----- AVAILABLE RECORDS -----
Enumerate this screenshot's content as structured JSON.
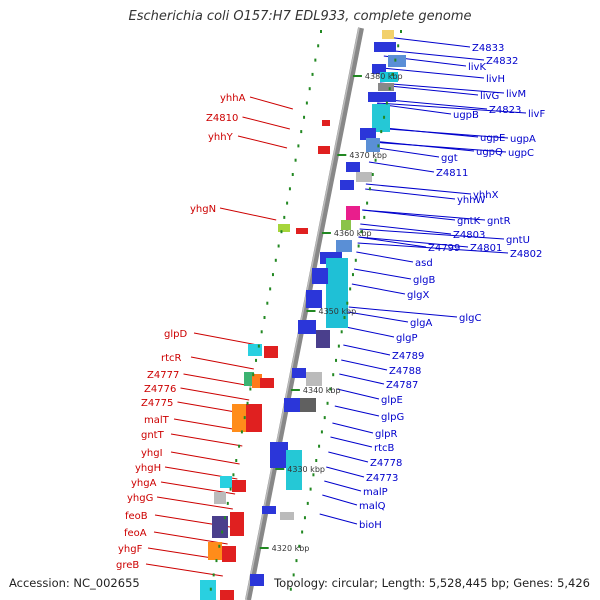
{
  "title": "Escherichia coli O157:H7 EDL933, complete genome",
  "footer": {
    "accession": "Accession: NC_002655",
    "stats": "Topology: circular; Length: 5,528,445 bp; Genes: 5,426"
  },
  "colors": {
    "forward_label": "#0000cc",
    "reverse_label": "#cc0000",
    "backbone": "#888888",
    "tick": "#228822"
  },
  "kbp_marks": [
    "4380 kbp",
    "4370 kbp",
    "4360 kbp",
    "4350 kbp",
    "4340 kbp",
    "4330 kbp",
    "4320 kbp"
  ],
  "right_labels": [
    "Z4833",
    "Z4832",
    "livK",
    "livH",
    "livG",
    "livM",
    "Z4823",
    "livF",
    "ugpB",
    "ugpE",
    "ugpA",
    "ugpQ",
    "ugpC",
    "ggt",
    "Z4811",
    "yhhX",
    "yhhW",
    "gntK",
    "gntR",
    "Z4803",
    "gntU",
    "Z4799",
    "Z4801",
    "Z4802",
    "asd",
    "glgB",
    "glgX",
    "glgC",
    "glgA",
    "glgP",
    "Z4789",
    "Z4788",
    "Z4787",
    "glpE",
    "glpG",
    "glpR",
    "rtcB",
    "Z4778",
    "Z4773",
    "malP",
    "malQ",
    "bioH"
  ],
  "left_labels": [
    "yhhA",
    "Z4810",
    "yhhY",
    "yhgN",
    "glpD",
    "rtcR",
    "Z4777",
    "Z4776",
    "Z4775",
    "malT",
    "gntT",
    "yhgI",
    "yhgH",
    "yhgA",
    "yhgG",
    "feoB",
    "feoA",
    "yhgF",
    "greB"
  ]
}
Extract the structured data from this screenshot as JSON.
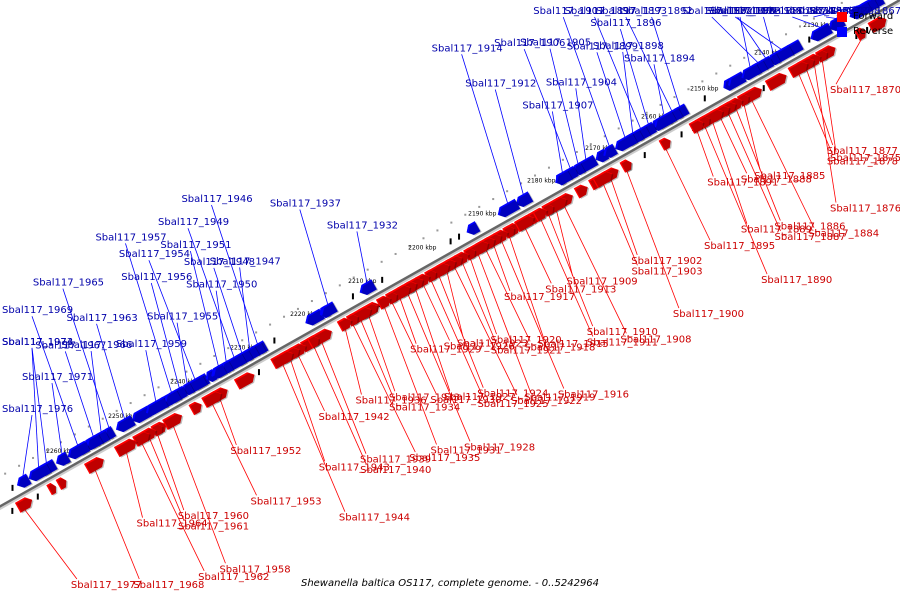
{
  "caption": "Shewanella baltica OS117, complete genome. - 0..5242964",
  "legend": {
    "forward_label": "Forward",
    "reverse_label": "Reverse",
    "forward_color": "#ff0000",
    "reverse_color": "#0000ff"
  },
  "colors": {
    "axis": "#666666",
    "forward_label": "#cc0000",
    "reverse_label": "#0000aa"
  },
  "ticks": [
    "2130 kbp",
    "2140 kbp",
    "2150 kbp",
    "2160 kbp",
    "2170 kbp",
    "2180 kbp",
    "2190 kbp",
    "2200 kbp",
    "2210 kbp",
    "2220 kbp",
    "2230 kbp",
    "2240 kbp",
    "2250 kbp",
    "2260 kbp"
  ],
  "forward_genes": [
    "Sbal117_1870",
    "Sbal117_1875",
    "Sbal117_1876",
    "Sbal117_1877",
    "Sbal117_1878",
    "Sbal117_1884",
    "Sbal117_1885",
    "Sbal117_1886",
    "Sbal117_1887",
    "Sbal117_1888",
    "Sbal117_1889",
    "Sbal117_1890",
    "Sbal117_1891",
    "Sbal117_1895",
    "Sbal117_1900",
    "Sbal117_1902",
    "Sbal117_1903",
    "Sbal117_1908",
    "Sbal117_1909",
    "Sbal117_1910",
    "Sbal117_1911",
    "Sbal117_1913",
    "Sbal117_1915",
    "Sbal117_1916",
    "Sbal117_1917",
    "Sbal117_1918",
    "Sbal117_1919",
    "Sbal117_1920",
    "Sbal117_1921",
    "Sbal117_1922",
    "Sbal117_1923",
    "Sbal117_1924",
    "Sbal117_1925",
    "Sbal117_1926",
    "Sbal117_1927",
    "Sbal117_1928",
    "Sbal117_1929",
    "Sbal117_1930",
    "Sbal117_1931",
    "Sbal117_1933",
    "Sbal117_1934",
    "Sbal117_1935",
    "Sbal117_1936",
    "Sbal117_1939",
    "Sbal117_1940",
    "Sbal117_1942",
    "Sbal117_1943",
    "Sbal117_1944",
    "Sbal117_1952",
    "Sbal117_1953",
    "Sbal117_1958",
    "Sbal117_1960",
    "Sbal117_1961",
    "Sbal117_1962",
    "Sbal117_1964",
    "Sbal117_1968",
    "Sbal117_1977"
  ],
  "reverse_genes": [
    "Sbal117_1867",
    "Sbal117_1868",
    "Sbal117_1869",
    "Sbal117_1872",
    "Sbal117_1874",
    "Sbal117_1879",
    "Sbal117_1880",
    "Sbal117_1881",
    "Sbal117_1882",
    "Sbal117_1883",
    "Sbal117_1892",
    "Sbal117_1893",
    "Sbal117_1894",
    "Sbal117_1896",
    "Sbal117_1897",
    "Sbal117_1898",
    "Sbal117_1899",
    "Sbal117_1901",
    "Sbal117_1904",
    "Sbal117_1905",
    "Sbal117_1906",
    "Sbal117_1907",
    "Sbal117_1912",
    "Sbal117_1914",
    "Sbal117_1932",
    "Sbal117_1937",
    "Sbal117_1946",
    "Sbal117_1947",
    "Sbal117_1948",
    "Sbal117_1949",
    "Sbal117_1950",
    "Sbal117_1951",
    "Sbal117_1954",
    "Sbal117_1955",
    "Sbal117_1956",
    "Sbal117_1957",
    "Sbal117_1959",
    "Sbal117_1963",
    "Sbal117_1965",
    "Sbal117_1966",
    "Sbal117_1967",
    "Sbal117_1969",
    "Sbal117_1971",
    "Sbal117_1973",
    "Sbal117_1974",
    "Sbal117_1976"
  ]
}
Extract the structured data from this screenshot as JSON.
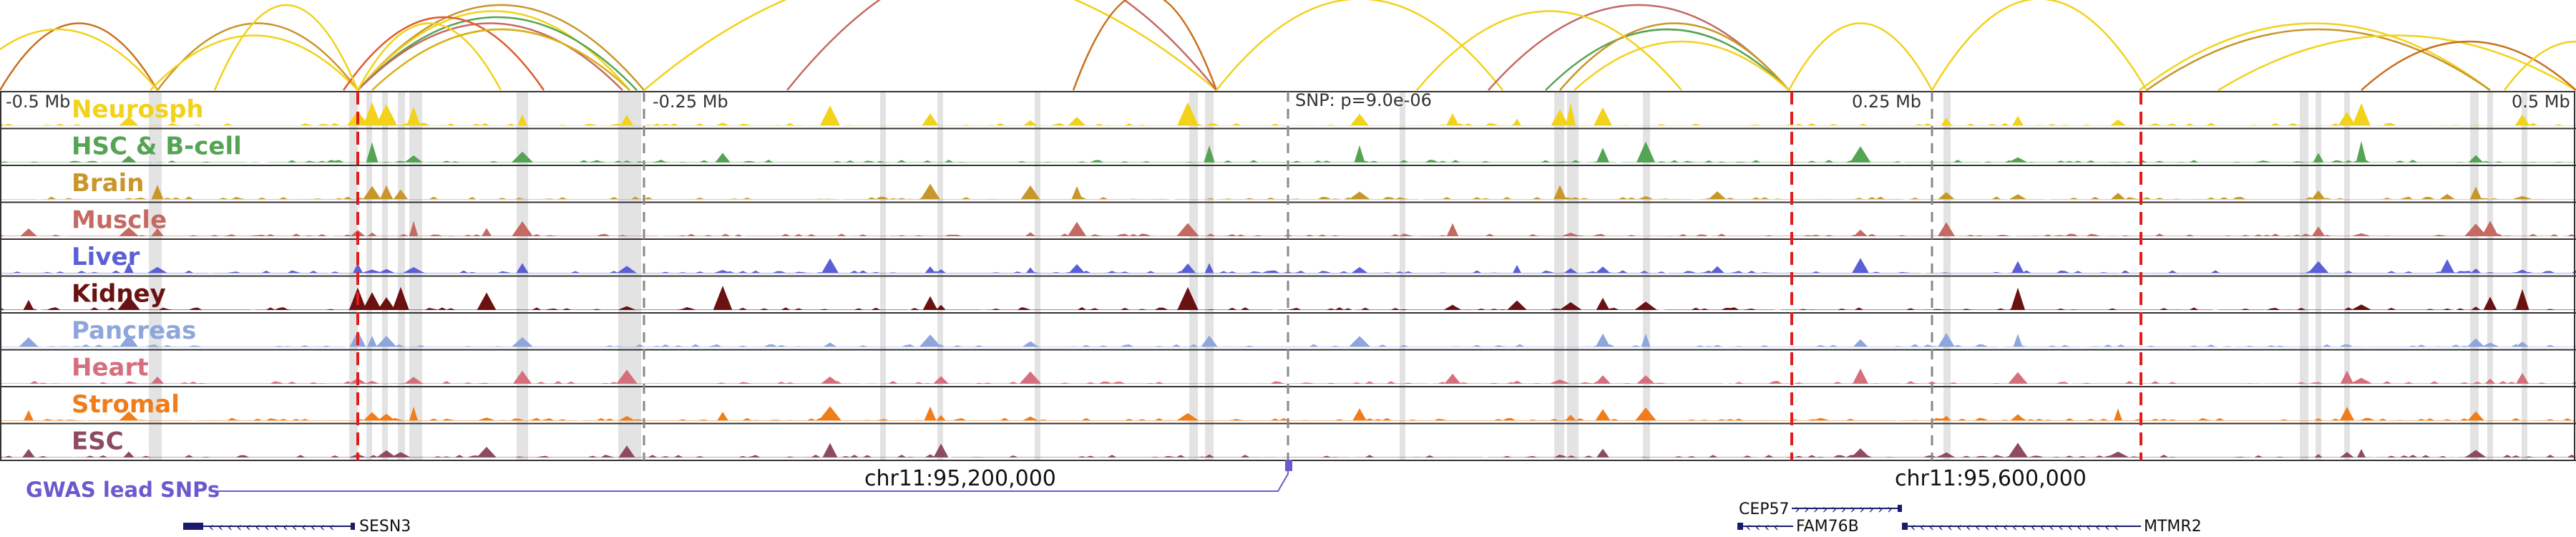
{
  "tracks": [
    {
      "name": "Neurosph",
      "color": "#f2d21b"
    },
    {
      "name": "HSC & B-cell",
      "color": "#55a453"
    },
    {
      "name": "Brain",
      "color": "#c8962a"
    },
    {
      "name": "Muscle",
      "color": "#c46a62"
    },
    {
      "name": "Liver",
      "color": "#5b5fd6"
    },
    {
      "name": "Kidney",
      "color": "#6a1111"
    },
    {
      "name": "Pancreas",
      "color": "#8ea6dc"
    },
    {
      "name": "Heart",
      "color": "#d66f7d"
    },
    {
      "name": "Stromal",
      "color": "#f07d1a"
    },
    {
      "name": "ESC",
      "color": "#8e4a62"
    }
  ],
  "axis": {
    "left_label": "-0.5 Mb",
    "mid_left_label": "-0.25 Mb",
    "mid_right_label": "0.25 Mb",
    "right_label": "0.5 Mb",
    "snp_label": "SNP: p=9.0e-06"
  },
  "coordinates": [
    "chr11:95,200,000",
    "chr11:95,600,000"
  ],
  "gwas_label": "GWAS lead SNPs",
  "genes": [
    "SESN3",
    "CEP57",
    "FAM76B",
    "MTMR2"
  ],
  "colors": {
    "boundary_line": "#e21b1b",
    "snp_line": "#6a5acd",
    "gene": "#1a1a6e",
    "highlight": "#d9d9d9"
  }
}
-----
WHAT THE TASK REQUIRES: Look through the entries above; copy each line where the string "name" appears.

REPLY:
      "name": "Neurosph",
      "name": "HSC & B-cell",
      "name": "Brain",
      "name": "Muscle",
      "name": "Liver",
      "name": "Kidney",
      "name": "Pancreas",
      "name": "Heart",
      "name": "Stromal",
      "name": "ESC",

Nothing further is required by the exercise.